• What the exercise asks: Pick out every line that holds the string "note" and copy it.

%%

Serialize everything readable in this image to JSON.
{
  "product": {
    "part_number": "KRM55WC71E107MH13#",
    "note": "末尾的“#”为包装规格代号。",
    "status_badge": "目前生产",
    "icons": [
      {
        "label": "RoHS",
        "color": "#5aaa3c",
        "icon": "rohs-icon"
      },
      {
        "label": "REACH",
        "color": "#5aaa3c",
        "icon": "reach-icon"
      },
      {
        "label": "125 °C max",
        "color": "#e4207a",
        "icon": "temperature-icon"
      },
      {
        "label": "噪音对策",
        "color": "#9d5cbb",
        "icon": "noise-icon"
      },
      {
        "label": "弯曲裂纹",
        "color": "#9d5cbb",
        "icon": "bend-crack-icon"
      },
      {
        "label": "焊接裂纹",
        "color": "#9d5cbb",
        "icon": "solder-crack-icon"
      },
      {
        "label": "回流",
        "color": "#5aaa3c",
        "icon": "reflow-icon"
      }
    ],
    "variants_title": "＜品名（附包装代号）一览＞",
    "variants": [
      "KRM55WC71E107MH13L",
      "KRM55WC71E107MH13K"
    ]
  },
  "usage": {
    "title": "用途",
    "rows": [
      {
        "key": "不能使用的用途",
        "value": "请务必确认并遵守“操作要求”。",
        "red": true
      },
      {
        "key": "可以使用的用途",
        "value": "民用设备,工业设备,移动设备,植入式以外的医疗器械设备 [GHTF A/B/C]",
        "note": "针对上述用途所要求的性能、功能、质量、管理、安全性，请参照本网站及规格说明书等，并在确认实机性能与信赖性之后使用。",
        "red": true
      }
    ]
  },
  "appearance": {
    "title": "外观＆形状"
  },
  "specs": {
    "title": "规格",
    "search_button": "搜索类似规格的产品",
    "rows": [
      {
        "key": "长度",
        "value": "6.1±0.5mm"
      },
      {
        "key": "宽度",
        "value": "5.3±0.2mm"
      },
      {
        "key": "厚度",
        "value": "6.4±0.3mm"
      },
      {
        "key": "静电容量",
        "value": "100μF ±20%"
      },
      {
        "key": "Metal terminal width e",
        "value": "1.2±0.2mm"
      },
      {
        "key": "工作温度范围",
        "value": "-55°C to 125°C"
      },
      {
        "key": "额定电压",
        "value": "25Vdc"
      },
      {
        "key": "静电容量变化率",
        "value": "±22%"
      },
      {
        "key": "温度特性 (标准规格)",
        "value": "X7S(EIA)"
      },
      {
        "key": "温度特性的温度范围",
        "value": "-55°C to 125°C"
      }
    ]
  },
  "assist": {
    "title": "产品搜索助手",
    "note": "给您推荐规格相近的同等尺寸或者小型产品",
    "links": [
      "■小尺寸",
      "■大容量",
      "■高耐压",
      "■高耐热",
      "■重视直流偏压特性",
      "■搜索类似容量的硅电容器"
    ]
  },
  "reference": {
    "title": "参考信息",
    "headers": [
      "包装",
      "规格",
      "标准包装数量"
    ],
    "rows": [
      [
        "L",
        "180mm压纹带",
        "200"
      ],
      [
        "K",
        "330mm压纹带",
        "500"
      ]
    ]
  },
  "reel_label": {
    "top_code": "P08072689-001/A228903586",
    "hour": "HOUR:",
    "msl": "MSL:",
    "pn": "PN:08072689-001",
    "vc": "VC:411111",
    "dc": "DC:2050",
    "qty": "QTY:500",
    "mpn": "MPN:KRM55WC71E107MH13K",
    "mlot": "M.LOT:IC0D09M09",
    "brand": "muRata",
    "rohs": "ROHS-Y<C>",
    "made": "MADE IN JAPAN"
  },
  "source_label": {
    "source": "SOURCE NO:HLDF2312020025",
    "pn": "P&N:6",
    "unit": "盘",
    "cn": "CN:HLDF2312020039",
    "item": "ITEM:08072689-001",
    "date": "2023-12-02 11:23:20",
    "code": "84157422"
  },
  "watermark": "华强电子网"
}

%%

• Exercise answer:
    "note": "末尾的“#”为包装规格代号。",
        "note": "针对上述用途所要求的性能、功能、质量、管理、安全性，请参照本网站及规格说明书等，并在确认实机性能与信赖性之后使用。",
    "note": "给您推荐规格相近的同等尺寸或者小型产品",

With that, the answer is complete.